[Stored dataset items]

========================================================================

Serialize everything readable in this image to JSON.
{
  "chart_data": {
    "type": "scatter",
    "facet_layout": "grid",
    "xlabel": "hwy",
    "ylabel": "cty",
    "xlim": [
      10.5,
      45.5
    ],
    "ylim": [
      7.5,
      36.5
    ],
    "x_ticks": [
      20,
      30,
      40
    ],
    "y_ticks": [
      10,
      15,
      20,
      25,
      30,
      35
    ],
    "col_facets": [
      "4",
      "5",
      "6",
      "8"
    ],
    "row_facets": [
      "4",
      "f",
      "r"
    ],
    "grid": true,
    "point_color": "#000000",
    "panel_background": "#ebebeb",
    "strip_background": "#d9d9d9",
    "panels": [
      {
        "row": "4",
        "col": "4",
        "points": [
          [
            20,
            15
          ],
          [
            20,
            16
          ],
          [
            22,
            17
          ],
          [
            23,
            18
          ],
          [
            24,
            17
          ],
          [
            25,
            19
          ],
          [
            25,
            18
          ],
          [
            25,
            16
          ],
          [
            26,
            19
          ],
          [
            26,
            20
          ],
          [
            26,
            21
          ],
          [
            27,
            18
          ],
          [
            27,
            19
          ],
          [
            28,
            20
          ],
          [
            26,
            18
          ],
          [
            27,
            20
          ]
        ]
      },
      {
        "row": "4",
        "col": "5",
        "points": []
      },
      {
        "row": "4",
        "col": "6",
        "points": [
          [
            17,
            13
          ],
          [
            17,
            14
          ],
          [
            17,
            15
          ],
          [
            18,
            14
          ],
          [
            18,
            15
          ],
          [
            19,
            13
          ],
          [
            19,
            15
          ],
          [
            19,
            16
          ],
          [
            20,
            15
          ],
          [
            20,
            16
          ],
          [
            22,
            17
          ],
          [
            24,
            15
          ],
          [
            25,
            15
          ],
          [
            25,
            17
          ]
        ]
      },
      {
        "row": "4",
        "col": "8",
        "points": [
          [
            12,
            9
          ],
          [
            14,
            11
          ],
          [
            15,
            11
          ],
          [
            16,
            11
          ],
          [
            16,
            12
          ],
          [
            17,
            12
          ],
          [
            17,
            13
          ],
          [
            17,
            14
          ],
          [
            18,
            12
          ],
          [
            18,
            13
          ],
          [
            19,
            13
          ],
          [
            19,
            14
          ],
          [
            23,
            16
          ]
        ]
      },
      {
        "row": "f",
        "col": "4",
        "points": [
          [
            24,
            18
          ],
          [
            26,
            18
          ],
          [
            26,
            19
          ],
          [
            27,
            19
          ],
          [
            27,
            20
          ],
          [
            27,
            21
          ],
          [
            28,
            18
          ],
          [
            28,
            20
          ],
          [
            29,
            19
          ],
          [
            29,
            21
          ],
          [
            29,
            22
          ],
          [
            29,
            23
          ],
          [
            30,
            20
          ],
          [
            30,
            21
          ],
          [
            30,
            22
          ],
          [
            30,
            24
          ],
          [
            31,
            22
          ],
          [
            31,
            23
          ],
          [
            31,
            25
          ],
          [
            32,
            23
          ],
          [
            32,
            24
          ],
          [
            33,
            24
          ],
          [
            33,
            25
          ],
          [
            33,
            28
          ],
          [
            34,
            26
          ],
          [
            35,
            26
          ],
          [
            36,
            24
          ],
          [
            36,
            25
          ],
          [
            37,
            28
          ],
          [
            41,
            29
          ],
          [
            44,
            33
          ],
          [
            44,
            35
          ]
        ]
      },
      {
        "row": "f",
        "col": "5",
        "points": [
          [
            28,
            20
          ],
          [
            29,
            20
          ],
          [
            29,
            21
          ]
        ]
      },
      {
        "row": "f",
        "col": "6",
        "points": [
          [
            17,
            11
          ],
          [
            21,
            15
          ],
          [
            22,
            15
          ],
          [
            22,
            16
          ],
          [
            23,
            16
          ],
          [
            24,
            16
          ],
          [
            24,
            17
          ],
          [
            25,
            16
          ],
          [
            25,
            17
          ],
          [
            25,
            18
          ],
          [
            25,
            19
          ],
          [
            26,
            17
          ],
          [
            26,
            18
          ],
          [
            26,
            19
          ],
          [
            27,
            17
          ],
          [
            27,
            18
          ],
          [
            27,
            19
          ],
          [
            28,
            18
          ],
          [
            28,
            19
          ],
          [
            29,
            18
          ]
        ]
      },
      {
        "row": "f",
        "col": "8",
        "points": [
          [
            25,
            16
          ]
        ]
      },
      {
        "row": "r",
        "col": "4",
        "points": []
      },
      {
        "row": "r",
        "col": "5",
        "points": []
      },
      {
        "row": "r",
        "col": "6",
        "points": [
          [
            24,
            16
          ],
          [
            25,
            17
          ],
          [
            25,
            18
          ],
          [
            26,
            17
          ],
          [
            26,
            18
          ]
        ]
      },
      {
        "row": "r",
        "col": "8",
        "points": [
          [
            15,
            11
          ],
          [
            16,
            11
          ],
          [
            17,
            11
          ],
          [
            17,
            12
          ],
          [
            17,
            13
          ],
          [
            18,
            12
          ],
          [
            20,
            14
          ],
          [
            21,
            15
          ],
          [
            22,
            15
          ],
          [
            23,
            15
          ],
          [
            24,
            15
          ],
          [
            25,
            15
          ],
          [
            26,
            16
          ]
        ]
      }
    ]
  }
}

========================================================================

_Required work:_
All of the data must be returned exactly.

_Solved problem:_
Serialize everything readable in this image to JSON.
{
  "chart_data": {
    "type": "scatter",
    "facet_layout": "grid",
    "xlabel": "hwy",
    "ylabel": "cty",
    "xlim": [
      10.5,
      45.5
    ],
    "ylim": [
      7.5,
      36.5
    ],
    "x_ticks": [
      20,
      30,
      40
    ],
    "y_ticks": [
      10,
      15,
      20,
      25,
      30,
      35
    ],
    "col_facets": [
      "4",
      "5",
      "6",
      "8"
    ],
    "row_facets": [
      "4",
      "f",
      "r"
    ],
    "grid": true,
    "point_color": "#000000",
    "panel_background": "#ebebeb",
    "strip_background": "#d9d9d9",
    "panels": [
      {
        "row": "4",
        "col": "4",
        "points": [
          [
            20,
            15
          ],
          [
            20,
            16
          ],
          [
            22,
            17
          ],
          [
            23,
            18
          ],
          [
            24,
            17
          ],
          [
            25,
            19
          ],
          [
            25,
            18
          ],
          [
            25,
            16
          ],
          [
            26,
            19
          ],
          [
            26,
            20
          ],
          [
            26,
            21
          ],
          [
            27,
            18
          ],
          [
            27,
            19
          ],
          [
            28,
            20
          ],
          [
            26,
            18
          ],
          [
            27,
            20
          ]
        ]
      },
      {
        "row": "4",
        "col": "5",
        "points": []
      },
      {
        "row": "4",
        "col": "6",
        "points": [
          [
            17,
            13
          ],
          [
            17,
            14
          ],
          [
            17,
            15
          ],
          [
            18,
            14
          ],
          [
            18,
            15
          ],
          [
            19,
            13
          ],
          [
            19,
            15
          ],
          [
            19,
            16
          ],
          [
            20,
            15
          ],
          [
            20,
            16
          ],
          [
            22,
            17
          ],
          [
            24,
            15
          ],
          [
            25,
            15
          ],
          [
            25,
            17
          ]
        ]
      },
      {
        "row": "4",
        "col": "8",
        "points": [
          [
            12,
            9
          ],
          [
            14,
            11
          ],
          [
            15,
            11
          ],
          [
            16,
            11
          ],
          [
            16,
            12
          ],
          [
            17,
            12
          ],
          [
            17,
            13
          ],
          [
            17,
            14
          ],
          [
            18,
            12
          ],
          [
            18,
            13
          ],
          [
            19,
            13
          ],
          [
            19,
            14
          ],
          [
            23,
            16
          ]
        ]
      },
      {
        "row": "f",
        "col": "4",
        "points": [
          [
            24,
            18
          ],
          [
            26,
            18
          ],
          [
            26,
            19
          ],
          [
            27,
            19
          ],
          [
            27,
            20
          ],
          [
            27,
            21
          ],
          [
            28,
            18
          ],
          [
            28,
            20
          ],
          [
            29,
            19
          ],
          [
            29,
            21
          ],
          [
            29,
            22
          ],
          [
            29,
            23
          ],
          [
            30,
            20
          ],
          [
            30,
            21
          ],
          [
            30,
            22
          ],
          [
            30,
            24
          ],
          [
            31,
            22
          ],
          [
            31,
            23
          ],
          [
            31,
            25
          ],
          [
            32,
            23
          ],
          [
            32,
            24
          ],
          [
            33,
            24
          ],
          [
            33,
            25
          ],
          [
            33,
            28
          ],
          [
            34,
            26
          ],
          [
            35,
            26
          ],
          [
            36,
            24
          ],
          [
            36,
            25
          ],
          [
            37,
            28
          ],
          [
            41,
            29
          ],
          [
            44,
            33
          ],
          [
            44,
            35
          ]
        ]
      },
      {
        "row": "f",
        "col": "5",
        "points": [
          [
            28,
            20
          ],
          [
            29,
            20
          ],
          [
            29,
            21
          ]
        ]
      },
      {
        "row": "f",
        "col": "6",
        "points": [
          [
            17,
            11
          ],
          [
            21,
            15
          ],
          [
            22,
            15
          ],
          [
            22,
            16
          ],
          [
            23,
            16
          ],
          [
            24,
            16
          ],
          [
            24,
            17
          ],
          [
            25,
            16
          ],
          [
            25,
            17
          ],
          [
            25,
            18
          ],
          [
            25,
            19
          ],
          [
            26,
            17
          ],
          [
            26,
            18
          ],
          [
            26,
            19
          ],
          [
            27,
            17
          ],
          [
            27,
            18
          ],
          [
            27,
            19
          ],
          [
            28,
            18
          ],
          [
            28,
            19
          ],
          [
            29,
            18
          ]
        ]
      },
      {
        "row": "f",
        "col": "8",
        "points": [
          [
            25,
            16
          ]
        ]
      },
      {
        "row": "r",
        "col": "4",
        "points": []
      },
      {
        "row": "r",
        "col": "5",
        "points": []
      },
      {
        "row": "r",
        "col": "6",
        "points": [
          [
            24,
            16
          ],
          [
            25,
            17
          ],
          [
            25,
            18
          ],
          [
            26,
            17
          ],
          [
            26,
            18
          ]
        ]
      },
      {
        "row": "r",
        "col": "8",
        "points": [
          [
            15,
            11
          ],
          [
            16,
            11
          ],
          [
            17,
            11
          ],
          [
            17,
            12
          ],
          [
            17,
            13
          ],
          [
            18,
            12
          ],
          [
            20,
            14
          ],
          [
            21,
            15
          ],
          [
            22,
            15
          ],
          [
            23,
            15
          ],
          [
            24,
            15
          ],
          [
            25,
            15
          ],
          [
            26,
            16
          ]
        ]
      }
    ]
  }
}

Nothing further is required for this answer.